Given records:

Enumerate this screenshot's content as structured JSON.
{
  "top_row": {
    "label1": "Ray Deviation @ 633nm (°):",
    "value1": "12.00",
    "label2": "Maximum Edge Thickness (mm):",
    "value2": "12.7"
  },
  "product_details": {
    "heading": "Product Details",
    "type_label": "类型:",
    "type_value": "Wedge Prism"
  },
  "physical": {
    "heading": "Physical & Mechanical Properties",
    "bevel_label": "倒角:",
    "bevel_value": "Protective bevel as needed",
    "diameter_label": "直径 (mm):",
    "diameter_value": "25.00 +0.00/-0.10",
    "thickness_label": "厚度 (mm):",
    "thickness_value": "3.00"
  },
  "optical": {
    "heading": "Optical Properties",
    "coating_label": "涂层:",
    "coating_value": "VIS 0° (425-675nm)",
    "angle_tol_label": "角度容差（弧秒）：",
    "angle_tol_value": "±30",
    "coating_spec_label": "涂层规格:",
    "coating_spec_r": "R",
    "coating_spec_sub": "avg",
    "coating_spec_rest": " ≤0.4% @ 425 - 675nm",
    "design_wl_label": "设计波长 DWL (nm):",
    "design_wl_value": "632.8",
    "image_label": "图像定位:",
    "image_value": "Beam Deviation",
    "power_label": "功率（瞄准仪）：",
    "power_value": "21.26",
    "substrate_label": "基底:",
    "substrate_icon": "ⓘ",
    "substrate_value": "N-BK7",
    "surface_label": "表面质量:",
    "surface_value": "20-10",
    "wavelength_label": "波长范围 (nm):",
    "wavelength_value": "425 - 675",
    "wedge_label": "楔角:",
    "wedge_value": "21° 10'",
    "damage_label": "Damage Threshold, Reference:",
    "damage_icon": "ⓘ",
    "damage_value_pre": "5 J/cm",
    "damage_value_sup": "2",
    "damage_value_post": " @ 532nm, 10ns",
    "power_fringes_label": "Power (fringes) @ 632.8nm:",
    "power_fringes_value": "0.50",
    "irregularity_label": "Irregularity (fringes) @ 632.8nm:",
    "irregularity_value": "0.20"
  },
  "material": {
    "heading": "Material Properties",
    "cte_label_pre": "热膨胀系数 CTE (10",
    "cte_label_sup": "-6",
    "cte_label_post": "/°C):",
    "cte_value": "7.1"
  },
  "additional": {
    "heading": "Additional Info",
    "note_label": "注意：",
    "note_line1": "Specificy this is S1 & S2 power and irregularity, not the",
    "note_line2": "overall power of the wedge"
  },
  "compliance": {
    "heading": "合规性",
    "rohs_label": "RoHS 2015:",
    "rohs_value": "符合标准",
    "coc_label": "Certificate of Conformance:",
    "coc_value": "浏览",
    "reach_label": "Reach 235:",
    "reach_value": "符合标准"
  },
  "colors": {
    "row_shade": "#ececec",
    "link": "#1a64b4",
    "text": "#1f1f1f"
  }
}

What is needed:
Above are some records. Count the lines among them with the word "Deviation", and answer with the number only.

Exercise output:
2